(What is expected): Copy each line in the data that includes the word "your".

>> START Available records

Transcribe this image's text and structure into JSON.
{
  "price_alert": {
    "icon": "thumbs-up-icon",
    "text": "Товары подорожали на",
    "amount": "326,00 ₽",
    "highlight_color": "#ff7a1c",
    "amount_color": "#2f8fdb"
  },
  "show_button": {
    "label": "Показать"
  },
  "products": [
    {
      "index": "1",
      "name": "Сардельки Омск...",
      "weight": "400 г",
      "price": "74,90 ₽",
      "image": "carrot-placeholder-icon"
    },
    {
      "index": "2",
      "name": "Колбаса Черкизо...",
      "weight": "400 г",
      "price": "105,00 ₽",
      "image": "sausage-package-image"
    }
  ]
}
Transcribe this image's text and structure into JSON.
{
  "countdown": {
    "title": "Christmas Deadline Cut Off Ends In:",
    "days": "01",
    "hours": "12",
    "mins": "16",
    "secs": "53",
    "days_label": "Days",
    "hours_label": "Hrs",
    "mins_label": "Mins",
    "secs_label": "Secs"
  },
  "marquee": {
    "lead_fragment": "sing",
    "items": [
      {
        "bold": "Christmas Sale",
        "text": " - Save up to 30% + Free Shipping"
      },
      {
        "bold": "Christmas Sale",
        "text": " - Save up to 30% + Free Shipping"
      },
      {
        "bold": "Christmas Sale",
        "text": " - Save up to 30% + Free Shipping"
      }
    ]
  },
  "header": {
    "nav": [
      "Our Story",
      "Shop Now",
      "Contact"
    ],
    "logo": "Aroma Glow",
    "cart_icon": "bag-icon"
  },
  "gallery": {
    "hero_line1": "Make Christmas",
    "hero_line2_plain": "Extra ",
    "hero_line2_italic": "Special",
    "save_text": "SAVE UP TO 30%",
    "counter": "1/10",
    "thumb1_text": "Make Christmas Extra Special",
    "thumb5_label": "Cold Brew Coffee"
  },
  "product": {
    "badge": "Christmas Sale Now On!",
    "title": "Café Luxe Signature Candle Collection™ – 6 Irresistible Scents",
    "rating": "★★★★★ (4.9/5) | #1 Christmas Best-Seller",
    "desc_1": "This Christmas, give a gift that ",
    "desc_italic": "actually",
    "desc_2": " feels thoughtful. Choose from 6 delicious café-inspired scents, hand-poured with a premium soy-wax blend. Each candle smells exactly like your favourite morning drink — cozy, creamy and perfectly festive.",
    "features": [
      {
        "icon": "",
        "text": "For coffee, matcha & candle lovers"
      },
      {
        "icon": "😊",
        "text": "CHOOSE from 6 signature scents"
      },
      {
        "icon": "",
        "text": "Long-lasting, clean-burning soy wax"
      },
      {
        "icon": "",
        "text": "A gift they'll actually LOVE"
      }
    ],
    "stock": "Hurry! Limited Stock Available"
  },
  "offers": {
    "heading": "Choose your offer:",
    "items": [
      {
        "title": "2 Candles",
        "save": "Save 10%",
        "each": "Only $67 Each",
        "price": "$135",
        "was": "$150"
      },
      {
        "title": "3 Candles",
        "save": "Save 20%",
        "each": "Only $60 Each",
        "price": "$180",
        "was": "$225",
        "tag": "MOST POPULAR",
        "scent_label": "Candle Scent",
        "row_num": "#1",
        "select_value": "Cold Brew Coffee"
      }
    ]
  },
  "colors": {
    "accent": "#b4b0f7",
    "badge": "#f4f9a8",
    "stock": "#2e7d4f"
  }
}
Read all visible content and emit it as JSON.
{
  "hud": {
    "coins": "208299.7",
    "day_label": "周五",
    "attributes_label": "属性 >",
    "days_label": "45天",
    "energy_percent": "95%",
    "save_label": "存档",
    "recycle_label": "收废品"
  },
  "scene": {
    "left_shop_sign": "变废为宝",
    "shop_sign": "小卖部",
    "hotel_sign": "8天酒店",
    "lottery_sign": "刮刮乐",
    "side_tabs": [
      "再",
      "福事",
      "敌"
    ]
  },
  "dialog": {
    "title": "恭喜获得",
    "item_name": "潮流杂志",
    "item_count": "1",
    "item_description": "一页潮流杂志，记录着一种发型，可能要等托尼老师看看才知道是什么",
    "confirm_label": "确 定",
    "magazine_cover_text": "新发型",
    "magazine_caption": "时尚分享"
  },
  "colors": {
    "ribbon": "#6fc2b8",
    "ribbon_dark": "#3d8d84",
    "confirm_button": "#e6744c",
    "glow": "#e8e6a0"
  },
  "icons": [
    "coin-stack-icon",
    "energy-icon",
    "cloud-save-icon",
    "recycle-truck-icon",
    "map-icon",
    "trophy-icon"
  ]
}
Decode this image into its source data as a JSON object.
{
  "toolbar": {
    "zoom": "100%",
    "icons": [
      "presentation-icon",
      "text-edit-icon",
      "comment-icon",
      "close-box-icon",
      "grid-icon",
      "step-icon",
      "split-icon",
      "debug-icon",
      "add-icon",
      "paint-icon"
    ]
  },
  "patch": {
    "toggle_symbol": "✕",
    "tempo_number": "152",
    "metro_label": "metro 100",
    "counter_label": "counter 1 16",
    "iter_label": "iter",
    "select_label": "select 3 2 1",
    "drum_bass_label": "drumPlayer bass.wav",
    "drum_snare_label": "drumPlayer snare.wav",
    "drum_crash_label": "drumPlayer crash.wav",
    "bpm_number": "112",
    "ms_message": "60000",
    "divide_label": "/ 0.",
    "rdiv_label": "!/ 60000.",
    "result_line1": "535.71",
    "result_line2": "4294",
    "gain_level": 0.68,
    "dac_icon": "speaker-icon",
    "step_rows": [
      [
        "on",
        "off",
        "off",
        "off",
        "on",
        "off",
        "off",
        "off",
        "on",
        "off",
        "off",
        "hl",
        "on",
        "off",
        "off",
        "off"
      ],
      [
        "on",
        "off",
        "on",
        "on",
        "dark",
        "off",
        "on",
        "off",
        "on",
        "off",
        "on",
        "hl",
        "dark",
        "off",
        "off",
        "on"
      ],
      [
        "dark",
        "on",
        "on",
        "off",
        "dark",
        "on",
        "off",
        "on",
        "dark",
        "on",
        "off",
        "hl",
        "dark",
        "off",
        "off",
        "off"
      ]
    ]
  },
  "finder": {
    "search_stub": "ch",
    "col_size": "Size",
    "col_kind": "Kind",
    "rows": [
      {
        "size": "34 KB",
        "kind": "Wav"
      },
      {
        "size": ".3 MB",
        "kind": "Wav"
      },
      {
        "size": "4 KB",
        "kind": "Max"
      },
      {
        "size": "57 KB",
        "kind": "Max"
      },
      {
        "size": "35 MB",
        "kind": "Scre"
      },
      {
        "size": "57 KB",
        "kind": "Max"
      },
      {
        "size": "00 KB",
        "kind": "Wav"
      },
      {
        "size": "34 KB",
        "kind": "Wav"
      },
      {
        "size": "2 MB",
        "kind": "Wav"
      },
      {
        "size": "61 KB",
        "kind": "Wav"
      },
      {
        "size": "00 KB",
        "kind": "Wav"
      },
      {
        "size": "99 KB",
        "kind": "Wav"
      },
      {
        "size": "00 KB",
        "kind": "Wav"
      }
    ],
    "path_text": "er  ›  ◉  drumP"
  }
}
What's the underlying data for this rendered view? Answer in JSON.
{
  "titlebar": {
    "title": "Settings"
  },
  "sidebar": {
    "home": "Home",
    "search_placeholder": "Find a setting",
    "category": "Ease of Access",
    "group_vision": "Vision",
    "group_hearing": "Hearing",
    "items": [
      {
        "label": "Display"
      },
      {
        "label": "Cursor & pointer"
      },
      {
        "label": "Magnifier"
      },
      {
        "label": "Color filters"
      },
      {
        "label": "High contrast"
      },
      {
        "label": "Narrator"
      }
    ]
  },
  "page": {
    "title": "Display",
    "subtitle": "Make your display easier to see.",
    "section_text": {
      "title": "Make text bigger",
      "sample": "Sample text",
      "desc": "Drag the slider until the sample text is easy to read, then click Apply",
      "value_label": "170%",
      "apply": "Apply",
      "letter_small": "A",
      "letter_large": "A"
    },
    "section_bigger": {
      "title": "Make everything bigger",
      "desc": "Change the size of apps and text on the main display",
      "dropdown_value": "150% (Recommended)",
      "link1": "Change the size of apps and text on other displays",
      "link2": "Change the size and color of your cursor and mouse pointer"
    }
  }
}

>> END Available records

(Result of the exercise):
    "desc_2": " feels thoughtful. Choose from 6 delicious café-inspired scents, hand-poured with a premium soy-wax blend. Each candle smells exactly like your favourite morning drink — cozy, creamy and perfectly festive.",
    "heading": "Choose your offer:",
    "subtitle": "Make your display easier to see.",
      "link2": "Change the size and color of your cursor and mouse pointer"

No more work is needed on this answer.